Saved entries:
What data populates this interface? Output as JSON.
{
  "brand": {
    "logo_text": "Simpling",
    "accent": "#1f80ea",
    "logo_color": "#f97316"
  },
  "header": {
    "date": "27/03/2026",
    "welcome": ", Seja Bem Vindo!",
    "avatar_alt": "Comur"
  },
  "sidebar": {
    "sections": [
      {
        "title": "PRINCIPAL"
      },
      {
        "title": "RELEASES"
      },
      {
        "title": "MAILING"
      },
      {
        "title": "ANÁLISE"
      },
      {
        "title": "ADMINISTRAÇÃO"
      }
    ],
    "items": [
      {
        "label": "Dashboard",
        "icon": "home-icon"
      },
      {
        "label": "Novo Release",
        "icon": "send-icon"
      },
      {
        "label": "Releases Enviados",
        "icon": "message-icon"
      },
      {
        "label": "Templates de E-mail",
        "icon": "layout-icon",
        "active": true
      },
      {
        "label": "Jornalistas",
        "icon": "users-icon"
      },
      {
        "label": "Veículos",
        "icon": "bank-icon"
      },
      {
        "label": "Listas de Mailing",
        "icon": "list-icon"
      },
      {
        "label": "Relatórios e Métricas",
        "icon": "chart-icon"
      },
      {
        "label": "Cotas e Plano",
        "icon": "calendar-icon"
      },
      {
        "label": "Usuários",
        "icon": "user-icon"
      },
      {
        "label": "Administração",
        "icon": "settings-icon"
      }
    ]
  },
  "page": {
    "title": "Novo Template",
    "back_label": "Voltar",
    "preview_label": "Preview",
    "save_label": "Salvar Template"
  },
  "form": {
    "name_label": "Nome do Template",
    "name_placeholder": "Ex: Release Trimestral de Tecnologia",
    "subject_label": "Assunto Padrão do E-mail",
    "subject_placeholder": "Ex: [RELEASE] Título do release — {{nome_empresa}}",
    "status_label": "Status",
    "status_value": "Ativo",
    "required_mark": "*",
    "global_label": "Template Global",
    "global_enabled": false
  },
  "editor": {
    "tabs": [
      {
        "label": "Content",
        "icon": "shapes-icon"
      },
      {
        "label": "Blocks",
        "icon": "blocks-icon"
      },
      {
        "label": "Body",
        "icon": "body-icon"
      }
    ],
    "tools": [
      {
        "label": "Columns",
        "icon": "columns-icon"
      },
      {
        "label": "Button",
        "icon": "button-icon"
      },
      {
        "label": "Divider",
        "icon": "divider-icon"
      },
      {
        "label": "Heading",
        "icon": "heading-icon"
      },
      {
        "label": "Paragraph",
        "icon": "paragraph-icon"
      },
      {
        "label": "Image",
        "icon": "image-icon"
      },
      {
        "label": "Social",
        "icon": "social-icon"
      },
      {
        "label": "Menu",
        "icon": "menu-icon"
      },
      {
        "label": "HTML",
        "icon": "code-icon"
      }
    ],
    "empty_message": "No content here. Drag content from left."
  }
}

• [What the task asks]:
All of the entries must be written out exactly as they stand.

• [Response to this exercise]:
What data populates this interface? Output as JSON.
{
  "brand": {
    "logo_text": "Simpling",
    "accent": "#1f80ea",
    "logo_color": "#f97316"
  },
  "header": {
    "date": "27/03/2026",
    "welcome": ", Seja Bem Vindo!",
    "avatar_alt": "Comur"
  },
  "sidebar": {
    "sections": [
      {
        "title": "PRINCIPAL"
      },
      {
        "title": "RELEASES"
      },
      {
        "title": "MAILING"
      },
      {
        "title": "ANÁLISE"
      },
      {
        "title": "ADMINISTRAÇÃO"
      }
    ],
    "items": [
      {
        "label": "Dashboard",
        "icon": "home-icon"
      },
      {
        "label": "Novo Release",
        "icon": "send-icon"
      },
      {
        "label": "Releases Enviados",
        "icon": "message-icon"
      },
      {
        "label": "Templates de E-mail",
        "icon": "layout-icon",
        "active": true
      },
      {
        "label": "Jornalistas",
        "icon": "users-icon"
      },
      {
        "label": "Veículos",
        "icon": "bank-icon"
      },
      {
        "label": "Listas de Mailing",
        "icon": "list-icon"
      },
      {
        "label": "Relatórios e Métricas",
        "icon": "chart-icon"
      },
      {
        "label": "Cotas e Plano",
        "icon": "calendar-icon"
      },
      {
        "label": "Usuários",
        "icon": "user-icon"
      },
      {
        "label": "Administração",
        "icon": "settings-icon"
      }
    ]
  },
  "page": {
    "title": "Novo Template",
    "back_label": "Voltar",
    "preview_label": "Preview",
    "save_label": "Salvar Template"
  },
  "form": {
    "name_label": "Nome do Template",
    "name_placeholder": "Ex: Release Trimestral de Tecnologia",
    "subject_label": "Assunto Padrão do E-mail",
    "subject_placeholder": "Ex: [RELEASE] Título do release — {{nome_empresa}}",
    "status_label": "Status",
    "status_value": "Ativo",
    "required_mark": "*",
    "global_label": "Template Global",
    "global_enabled": false
  },
  "editor": {
    "tabs": [
      {
        "label": "Content",
        "icon": "shapes-icon"
      },
      {
        "label": "Blocks",
        "icon": "blocks-icon"
      },
      {
        "label": "Body",
        "icon": "body-icon"
      }
    ],
    "tools": [
      {
        "label": "Columns",
        "icon": "columns-icon"
      },
      {
        "label": "Button",
        "icon": "button-icon"
      },
      {
        "label": "Divider",
        "icon": "divider-icon"
      },
      {
        "label": "Heading",
        "icon": "heading-icon"
      },
      {
        "label": "Paragraph",
        "icon": "paragraph-icon"
      },
      {
        "label": "Image",
        "icon": "image-icon"
      },
      {
        "label": "Social",
        "icon": "social-icon"
      },
      {
        "label": "Menu",
        "icon": "menu-icon"
      },
      {
        "label": "HTML",
        "icon": "code-icon"
      }
    ],
    "empty_message": "No content here. Drag content from left."
  }
}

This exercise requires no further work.